◆ PROBLEM DETAILS ◆
Write every line out verbatim and omit the pictures.

[BEGIN RECORDED INFORMATION]

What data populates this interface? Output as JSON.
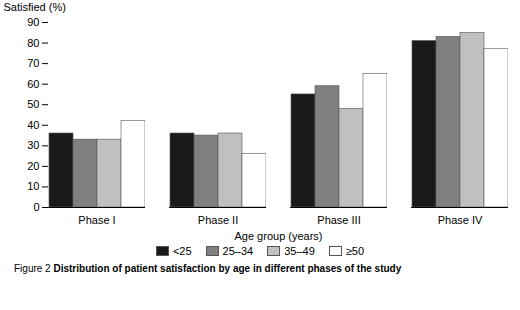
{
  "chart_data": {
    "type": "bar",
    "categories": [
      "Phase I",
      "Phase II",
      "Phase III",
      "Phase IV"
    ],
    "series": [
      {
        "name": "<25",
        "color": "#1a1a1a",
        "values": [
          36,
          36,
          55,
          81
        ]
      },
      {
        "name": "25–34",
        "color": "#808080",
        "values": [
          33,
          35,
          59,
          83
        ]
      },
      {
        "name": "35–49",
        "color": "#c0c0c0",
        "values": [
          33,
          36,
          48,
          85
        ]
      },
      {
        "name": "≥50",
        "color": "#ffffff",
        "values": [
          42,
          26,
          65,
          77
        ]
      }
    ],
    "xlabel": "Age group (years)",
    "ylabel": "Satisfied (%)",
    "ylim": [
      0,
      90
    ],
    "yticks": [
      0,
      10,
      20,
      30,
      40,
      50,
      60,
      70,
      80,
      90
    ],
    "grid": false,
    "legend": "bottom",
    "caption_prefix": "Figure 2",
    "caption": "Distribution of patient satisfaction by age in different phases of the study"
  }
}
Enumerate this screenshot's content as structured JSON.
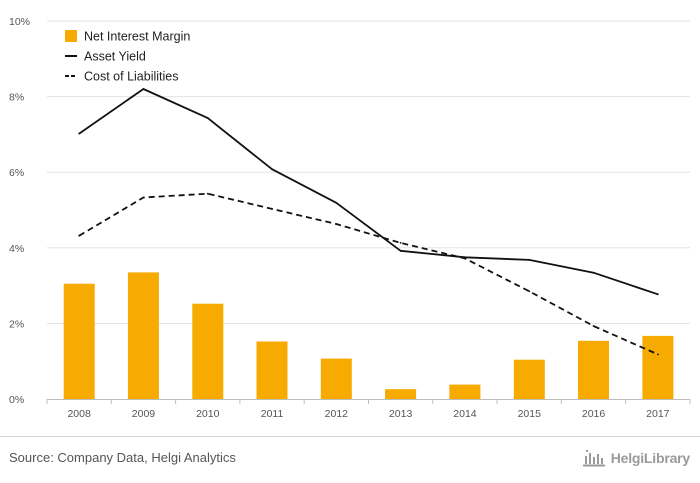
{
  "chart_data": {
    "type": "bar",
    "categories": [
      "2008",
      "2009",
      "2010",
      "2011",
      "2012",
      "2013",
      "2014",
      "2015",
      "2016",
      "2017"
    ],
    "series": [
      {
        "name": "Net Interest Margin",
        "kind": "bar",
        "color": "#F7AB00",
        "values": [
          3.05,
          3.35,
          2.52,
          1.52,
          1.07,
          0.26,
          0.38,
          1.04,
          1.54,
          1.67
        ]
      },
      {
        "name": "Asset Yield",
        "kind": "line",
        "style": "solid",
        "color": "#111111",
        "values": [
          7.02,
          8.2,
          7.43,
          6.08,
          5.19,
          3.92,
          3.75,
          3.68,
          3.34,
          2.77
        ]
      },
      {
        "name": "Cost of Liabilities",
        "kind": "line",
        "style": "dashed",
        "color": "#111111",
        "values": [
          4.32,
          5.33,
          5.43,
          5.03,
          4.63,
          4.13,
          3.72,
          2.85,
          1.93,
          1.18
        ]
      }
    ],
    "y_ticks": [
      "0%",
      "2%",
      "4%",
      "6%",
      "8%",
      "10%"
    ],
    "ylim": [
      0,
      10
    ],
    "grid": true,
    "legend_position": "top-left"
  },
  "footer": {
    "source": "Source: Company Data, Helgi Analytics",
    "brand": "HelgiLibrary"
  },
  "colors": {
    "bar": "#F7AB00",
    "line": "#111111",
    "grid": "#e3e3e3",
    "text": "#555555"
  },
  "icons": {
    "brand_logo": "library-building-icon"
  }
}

[END RECORDED INFORMATION]

◆ SOLUTION TO THIS PROBLEM ◆
What data populates this interface? Output as JSON.
{
  "chart_data": {
    "type": "bar",
    "categories": [
      "Phase I",
      "Phase II",
      "Phase III",
      "Phase IV"
    ],
    "series": [
      {
        "name": "<25",
        "color": "#1a1a1a",
        "values": [
          36,
          36,
          55,
          81
        ]
      },
      {
        "name": "25–34",
        "color": "#808080",
        "values": [
          33,
          35,
          59,
          83
        ]
      },
      {
        "name": "35–49",
        "color": "#c0c0c0",
        "values": [
          33,
          36,
          48,
          85
        ]
      },
      {
        "name": "≥50",
        "color": "#ffffff",
        "values": [
          42,
          26,
          65,
          77
        ]
      }
    ],
    "xlabel": "Age group (years)",
    "ylabel": "Satisfied (%)",
    "ylim": [
      0,
      90
    ],
    "yticks": [
      0,
      10,
      20,
      30,
      40,
      50,
      60,
      70,
      80,
      90
    ],
    "grid": false,
    "legend": "bottom",
    "caption_prefix": "Figure 2",
    "caption": "Distribution of patient satisfaction by age in different phases of the study"
  }
}
Enumerate this screenshot's content as structured JSON.
{
  "chart_data": {
    "type": "bar",
    "categories": [
      "2008",
      "2009",
      "2010",
      "2011",
      "2012",
      "2013",
      "2014",
      "2015",
      "2016",
      "2017"
    ],
    "series": [
      {
        "name": "Net Interest Margin",
        "kind": "bar",
        "color": "#F7AB00",
        "values": [
          3.05,
          3.35,
          2.52,
          1.52,
          1.07,
          0.26,
          0.38,
          1.04,
          1.54,
          1.67
        ]
      },
      {
        "name": "Asset Yield",
        "kind": "line",
        "style": "solid",
        "color": "#111111",
        "values": [
          7.02,
          8.2,
          7.43,
          6.08,
          5.19,
          3.92,
          3.75,
          3.68,
          3.34,
          2.77
        ]
      },
      {
        "name": "Cost of Liabilities",
        "kind": "line",
        "style": "dashed",
        "color": "#111111",
        "values": [
          4.32,
          5.33,
          5.43,
          5.03,
          4.63,
          4.13,
          3.72,
          2.85,
          1.93,
          1.18
        ]
      }
    ],
    "y_ticks": [
      "0%",
      "2%",
      "4%",
      "6%",
      "8%",
      "10%"
    ],
    "ylim": [
      0,
      10
    ],
    "grid": true,
    "legend_position": "top-left"
  },
  "footer": {
    "source": "Source: Company Data, Helgi Analytics",
    "brand": "HelgiLibrary"
  },
  "colors": {
    "bar": "#F7AB00",
    "line": "#111111",
    "grid": "#e3e3e3",
    "text": "#555555"
  },
  "icons": {
    "brand_logo": "library-building-icon"
  }
}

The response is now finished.